++++ EXTRAIT DU DOCUMENT ++++
Bras de fer à Montréal sur l’insalubrité et la hausse des loyers

Les moyens proposés par l’administration de Valérie Plante pour s’attaquer à l’insalubrité des logements locatifs de la métropole soulèvent les inquiétudes et les critiques de différentes associations de propriétaires et de locataires, dont les propositions sont aux antipodes pour s’attaquer à cet enjeu.
Dans le tourbillon de l’actualité des dernières semaines, la consultation publique de la Ville de Montréal sur son projet de certification « Propriétaire responsable » et de la création d’un registre des loyers à l’échelle de la métropole est passée largement sous le radar médiatique. La trentaine de mémoires déposés sur le site de la Ville par des citoyens et divers organismes témoignent toutefois de l’importance des questions soulevées. Cette démarche a d’ailleurs parfois mené à des échanges corsés lors des deux audiences publiques tenues le 31 mai et le 8 juin dans le cadre de cette démarche.
Concrètement, le projet actuellement analysé par une commission publique de la Ville vise à s’attaquer au problème de l’insalubrité des logements locatifs à Montréal tout en y limitant la hausse du coût des loyers. La certification à l’étude vise ainsi à encourager les propriétaires d’immeubles de huit logements et plus à entretenir leurs bâtiments locatifs et à tenir la Ville informée de l’état de ceux-ci en lui transmettant diverses informations tous les cinq ans. Celles-ci devront comprendre le loyer des logements concernés, qui serait à terme disponible dans un registre public.
Le projet de la Ville, qui prévoit des amendes élevées pour les récalcitrants, sera mis en application graduellement en partant des bâtiments de 100 logements et plus à partir de 2023 pour s’étendre progressivement à ceux de 8 à 11 logements d’ici 2027.
« Des effets pervers »
++++
- [TÂCHE À ACCOMPLIR]:
Reproduisez à l'identique le passage de l'article sur l'insalubrité des logements à Montréal qui commence aux mots « Concrètement, le projet » et se termine après « logements d’ici 2027. ». Le matériel qui suit n'a aucun rapport avec l'article.
++++ DONNÉES DISPONIBLES ++++
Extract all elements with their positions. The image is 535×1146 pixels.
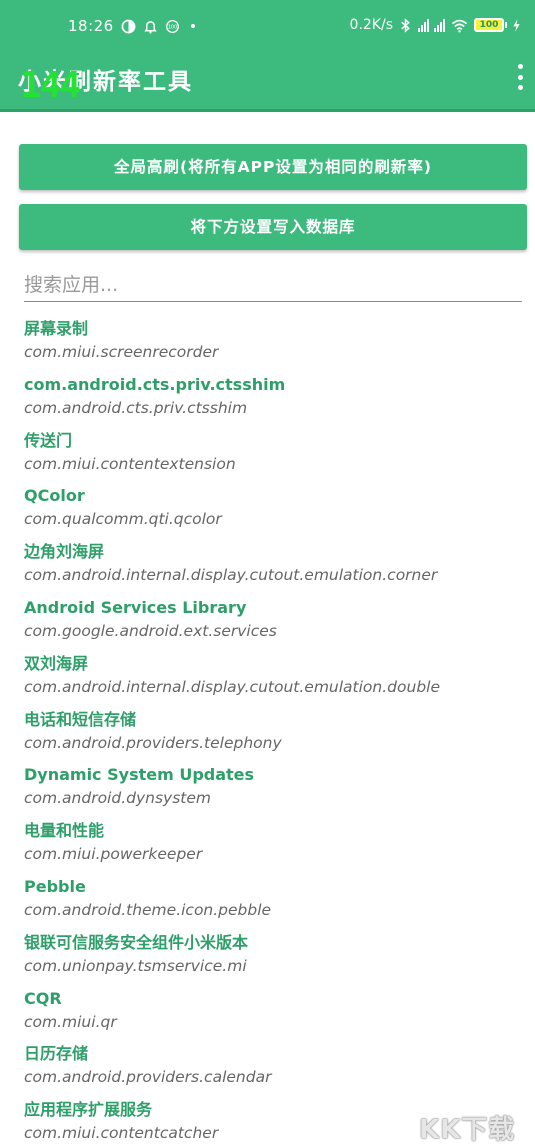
++++
- [RÉSULTAT]:
Concrètement, le projet actuellement analysé par une commission publique de la Ville vise à s’attaquer au problème de l’insalubrité des logements locatifs à Montréal tout en y limitant la hausse du coût des loyers. La certification à l’étude vise ainsi à encourager les propriétaires d’immeubles de huit logements et plus à entretenir leurs bâtiments locatifs et à tenir la Ville informée de l’état de ceux-ci en lui transmettant diverses informations tous les cinq ans. Celles-ci devront comprendre le loyer des logements concernés, qui serait à terme disponible dans un registre public.
Le projet de la Ville, qui prévoit des amendes élevées pour les récalcitrants, sera mis en application graduellement en partant des bâtiments de 100 logements et plus à partir de 2023 pour s’étendre progressivement à ceux de 8 à 11 logements d’ici 2027.